[Entries taken from a collection]
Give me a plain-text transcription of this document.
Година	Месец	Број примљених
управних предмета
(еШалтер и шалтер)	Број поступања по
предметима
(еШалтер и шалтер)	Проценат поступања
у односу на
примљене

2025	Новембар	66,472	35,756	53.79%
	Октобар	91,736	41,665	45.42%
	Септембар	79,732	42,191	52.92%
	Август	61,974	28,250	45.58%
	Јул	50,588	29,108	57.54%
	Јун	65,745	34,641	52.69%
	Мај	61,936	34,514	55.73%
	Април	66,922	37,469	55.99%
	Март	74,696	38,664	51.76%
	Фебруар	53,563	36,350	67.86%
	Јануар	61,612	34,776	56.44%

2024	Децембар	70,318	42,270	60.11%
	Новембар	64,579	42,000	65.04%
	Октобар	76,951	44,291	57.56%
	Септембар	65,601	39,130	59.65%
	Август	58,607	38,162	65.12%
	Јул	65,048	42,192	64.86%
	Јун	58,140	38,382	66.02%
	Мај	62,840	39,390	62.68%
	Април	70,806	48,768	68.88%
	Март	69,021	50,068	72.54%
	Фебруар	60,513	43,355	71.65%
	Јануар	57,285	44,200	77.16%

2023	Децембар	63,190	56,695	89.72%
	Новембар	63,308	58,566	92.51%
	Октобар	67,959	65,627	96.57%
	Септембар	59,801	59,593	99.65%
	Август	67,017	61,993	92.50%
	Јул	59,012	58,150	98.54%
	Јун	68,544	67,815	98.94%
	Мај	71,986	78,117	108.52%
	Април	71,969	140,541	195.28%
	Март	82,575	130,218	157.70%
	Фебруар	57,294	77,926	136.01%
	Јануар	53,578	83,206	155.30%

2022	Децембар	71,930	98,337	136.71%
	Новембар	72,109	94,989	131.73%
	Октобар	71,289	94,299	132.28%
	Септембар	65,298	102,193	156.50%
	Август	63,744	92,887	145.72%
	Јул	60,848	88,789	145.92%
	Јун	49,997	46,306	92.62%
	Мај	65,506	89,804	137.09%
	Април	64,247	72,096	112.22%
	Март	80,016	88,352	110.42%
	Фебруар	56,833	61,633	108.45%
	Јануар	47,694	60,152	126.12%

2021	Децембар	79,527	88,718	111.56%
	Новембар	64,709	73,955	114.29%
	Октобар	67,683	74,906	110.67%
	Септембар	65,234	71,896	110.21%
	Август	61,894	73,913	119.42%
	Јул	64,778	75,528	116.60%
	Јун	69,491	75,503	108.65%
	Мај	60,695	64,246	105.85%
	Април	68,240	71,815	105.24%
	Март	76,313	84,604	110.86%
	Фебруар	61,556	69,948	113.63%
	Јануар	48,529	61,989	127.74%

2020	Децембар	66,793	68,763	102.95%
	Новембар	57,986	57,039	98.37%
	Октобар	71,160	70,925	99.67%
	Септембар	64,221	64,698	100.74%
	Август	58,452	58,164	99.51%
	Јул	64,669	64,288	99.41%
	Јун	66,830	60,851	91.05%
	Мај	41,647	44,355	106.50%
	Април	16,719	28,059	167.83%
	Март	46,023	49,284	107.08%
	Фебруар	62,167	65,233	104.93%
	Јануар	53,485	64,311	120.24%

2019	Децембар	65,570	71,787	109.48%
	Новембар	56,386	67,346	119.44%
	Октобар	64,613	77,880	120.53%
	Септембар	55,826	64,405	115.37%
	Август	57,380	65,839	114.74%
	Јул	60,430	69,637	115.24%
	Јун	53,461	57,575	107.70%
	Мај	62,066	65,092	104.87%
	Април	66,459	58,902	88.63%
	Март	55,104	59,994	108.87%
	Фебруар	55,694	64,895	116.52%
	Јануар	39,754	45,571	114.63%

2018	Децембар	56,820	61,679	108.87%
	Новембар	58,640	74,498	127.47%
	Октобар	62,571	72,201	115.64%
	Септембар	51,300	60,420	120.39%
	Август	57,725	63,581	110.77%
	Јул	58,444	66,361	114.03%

**The problem:** Pick out each line containing "Новембар" and report it.

**Output below:**
2025	Новембар	66,472	35,756	53.79%
	Новембар	64,579	42,000	65.04%
	Новембар	63,308	58,566	92.51%
	Новембар	72,109	94,989	131.73%
	Новембар	64,709	73,955	114.29%
	Новембар	57,986	57,039	98.37%
	Новембар	56,386	67,346	119.44%
	Новембар	58,640	74,498	127.47%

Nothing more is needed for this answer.